Information provided -

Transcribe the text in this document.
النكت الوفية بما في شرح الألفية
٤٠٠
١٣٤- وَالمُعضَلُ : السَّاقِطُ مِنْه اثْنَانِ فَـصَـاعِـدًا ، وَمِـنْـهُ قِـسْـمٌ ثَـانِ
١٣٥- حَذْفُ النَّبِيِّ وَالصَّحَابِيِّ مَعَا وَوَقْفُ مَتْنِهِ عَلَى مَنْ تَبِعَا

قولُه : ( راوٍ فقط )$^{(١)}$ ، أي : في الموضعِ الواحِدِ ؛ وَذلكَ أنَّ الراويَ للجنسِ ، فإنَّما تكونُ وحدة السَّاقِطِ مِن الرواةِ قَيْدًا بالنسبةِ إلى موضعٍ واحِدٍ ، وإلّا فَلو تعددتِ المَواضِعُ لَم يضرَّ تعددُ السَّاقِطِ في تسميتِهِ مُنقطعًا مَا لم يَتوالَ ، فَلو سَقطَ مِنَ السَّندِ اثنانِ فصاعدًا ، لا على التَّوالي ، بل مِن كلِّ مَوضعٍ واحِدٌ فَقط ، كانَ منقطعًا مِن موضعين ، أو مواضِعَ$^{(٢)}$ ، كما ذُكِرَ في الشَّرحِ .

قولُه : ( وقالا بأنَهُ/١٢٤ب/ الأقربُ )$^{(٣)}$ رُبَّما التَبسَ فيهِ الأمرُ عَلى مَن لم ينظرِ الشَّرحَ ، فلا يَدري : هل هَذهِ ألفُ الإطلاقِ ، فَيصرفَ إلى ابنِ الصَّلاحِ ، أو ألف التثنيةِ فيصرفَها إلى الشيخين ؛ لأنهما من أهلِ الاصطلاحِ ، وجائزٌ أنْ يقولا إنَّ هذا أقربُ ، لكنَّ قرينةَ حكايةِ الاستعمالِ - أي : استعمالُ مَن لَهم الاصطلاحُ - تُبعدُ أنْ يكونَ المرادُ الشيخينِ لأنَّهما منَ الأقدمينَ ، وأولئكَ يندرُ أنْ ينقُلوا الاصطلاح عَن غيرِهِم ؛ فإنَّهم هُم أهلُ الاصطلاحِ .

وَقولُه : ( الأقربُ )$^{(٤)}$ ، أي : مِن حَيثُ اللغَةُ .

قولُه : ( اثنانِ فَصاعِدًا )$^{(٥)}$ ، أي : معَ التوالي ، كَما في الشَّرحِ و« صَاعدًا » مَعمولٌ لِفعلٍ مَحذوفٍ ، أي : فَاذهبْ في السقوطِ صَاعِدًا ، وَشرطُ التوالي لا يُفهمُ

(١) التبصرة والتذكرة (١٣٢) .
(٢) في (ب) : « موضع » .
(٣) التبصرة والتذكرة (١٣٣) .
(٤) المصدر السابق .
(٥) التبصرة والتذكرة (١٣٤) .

Task brief - Repeat the material word for word, in full.

Answer below -
Transcribe the text in this document.
النكت الوفية بما في شرح الألفية
٤٠٠
١٣٤- وَالمُعضَلُ : السَّاقِطُ مِنْه اثْنَانِ فَـصَـاعِـدًا ، وَمِـنْـهُ قِـسْـمٌ ثَـانِ
١٣٥- حَذْفُ النَّبِيِّ وَالصَّحَابِيِّ مَعَا وَوَقْفُ مَتْنِهِ عَلَى مَنْ تَبِعَا

قولُه : ( راوٍ فقط )$^{(١)}$ ، أي : في الموضعِ الواحِدِ ؛ وَذلكَ أنَّ الراويَ للجنسِ ، فإنَّما تكونُ وحدة السَّاقِطِ مِن الرواةِ قَيْدًا بالنسبةِ إلى موضعٍ واحِدٍ ، وإلّا فَلو تعددتِ المَواضِعُ لَم يضرَّ تعددُ السَّاقِطِ في تسميتِهِ مُنقطعًا مَا لم يَتوالَ ، فَلو سَقطَ مِنَ السَّندِ اثنانِ فصاعدًا ، لا على التَّوالي ، بل مِن كلِّ مَوضعٍ واحِدٌ فَقط ، كانَ منقطعًا مِن موضعين ، أو مواضِعَ$^{(٢)}$ ، كما ذُكِرَ في الشَّرحِ .

قولُه : ( وقالا بأنَهُ/١٢٤ب/ الأقربُ )$^{(٣)}$ رُبَّما التَبسَ فيهِ الأمرُ عَلى مَن لم ينظرِ الشَّرحَ ، فلا يَدري : هل هَذهِ ألفُ الإطلاقِ ، فَيصرفَ إلى ابنِ الصَّلاحِ ، أو ألف التثنيةِ فيصرفَها إلى الشيخين ؛ لأنهما من أهلِ الاصطلاحِ ، وجائزٌ أنْ يقولا إنَّ هذا أقربُ ، لكنَّ قرينةَ حكايةِ الاستعمالِ - أي : استعمالُ مَن لَهم الاصطلاحُ - تُبعدُ أنْ يكونَ المرادُ الشيخينِ لأنَّهما منَ الأقدمينَ ، وأولئكَ يندرُ أنْ ينقُلوا الاصطلاح عَن غيرِهِم ؛ فإنَّهم هُم أهلُ الاصطلاحِ .

وَقولُه : ( الأقربُ )$^{(٤)}$ ، أي : مِن حَيثُ اللغَةُ .

قولُه : ( اثنانِ فَصاعِدًا )$^{(٥)}$ ، أي : معَ التوالي ، كَما في الشَّرحِ و« صَاعدًا » مَعمولٌ لِفعلٍ مَحذوفٍ ، أي : فَاذهبْ في السقوطِ صَاعِدًا ، وَشرطُ التوالي لا يُفهمُ

(١) التبصرة والتذكرة (١٣٢) .
(٢) في (ب) : « موضع » .
(٣) التبصرة والتذكرة (١٣٣) .
(٤) المصدر السابق .
(٥) التبصرة والتذكرة (١٣٤) .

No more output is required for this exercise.